Every line of the material that follows must be printed again exactly.

DATA PROVIDED:
┌──

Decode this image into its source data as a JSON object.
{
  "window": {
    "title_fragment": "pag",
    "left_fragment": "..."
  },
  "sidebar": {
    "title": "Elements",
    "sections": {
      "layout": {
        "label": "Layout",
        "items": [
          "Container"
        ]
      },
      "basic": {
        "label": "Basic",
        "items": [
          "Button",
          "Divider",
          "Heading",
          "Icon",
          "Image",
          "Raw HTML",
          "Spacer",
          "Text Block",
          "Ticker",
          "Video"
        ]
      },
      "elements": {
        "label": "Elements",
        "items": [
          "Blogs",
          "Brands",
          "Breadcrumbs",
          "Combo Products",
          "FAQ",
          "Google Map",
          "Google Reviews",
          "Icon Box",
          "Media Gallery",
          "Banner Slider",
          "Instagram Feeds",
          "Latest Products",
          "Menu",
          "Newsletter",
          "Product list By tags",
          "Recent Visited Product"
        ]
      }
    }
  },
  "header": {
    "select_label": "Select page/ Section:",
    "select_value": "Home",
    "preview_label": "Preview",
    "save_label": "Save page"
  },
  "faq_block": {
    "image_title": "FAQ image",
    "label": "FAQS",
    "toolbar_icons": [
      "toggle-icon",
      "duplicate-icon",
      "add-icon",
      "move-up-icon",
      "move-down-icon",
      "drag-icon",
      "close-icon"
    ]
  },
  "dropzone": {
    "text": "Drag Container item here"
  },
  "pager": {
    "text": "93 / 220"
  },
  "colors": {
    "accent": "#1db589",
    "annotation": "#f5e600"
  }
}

└──

THE OUTPUT:
Decode this image into its source data as a JSON object.
{
  "window": {
    "title_fragment": "pag",
    "left_fragment": "..."
  },
  "sidebar": {
    "title": "Elements",
    "sections": {
      "layout": {
        "label": "Layout",
        "items": [
          "Container"
        ]
      },
      "basic": {
        "label": "Basic",
        "items": [
          "Button",
          "Divider",
          "Heading",
          "Icon",
          "Image",
          "Raw HTML",
          "Spacer",
          "Text Block",
          "Ticker",
          "Video"
        ]
      },
      "elements": {
        "label": "Elements",
        "items": [
          "Blogs",
          "Brands",
          "Breadcrumbs",
          "Combo Products",
          "FAQ",
          "Google Map",
          "Google Reviews",
          "Icon Box",
          "Media Gallery",
          "Banner Slider",
          "Instagram Feeds",
          "Latest Products",
          "Menu",
          "Newsletter",
          "Product list By tags",
          "Recent Visited Product"
        ]
      }
    }
  },
  "header": {
    "select_label": "Select page/ Section:",
    "select_value": "Home",
    "preview_label": "Preview",
    "save_label": "Save page"
  },
  "faq_block": {
    "image_title": "FAQ image",
    "label": "FAQS",
    "toolbar_icons": [
      "toggle-icon",
      "duplicate-icon",
      "add-icon",
      "move-up-icon",
      "move-down-icon",
      "drag-icon",
      "close-icon"
    ]
  },
  "dropzone": {
    "text": "Drag Container item here"
  },
  "pager": {
    "text": "93 / 220"
  },
  "colors": {
    "accent": "#1db589",
    "annotation": "#f5e600"
  }
}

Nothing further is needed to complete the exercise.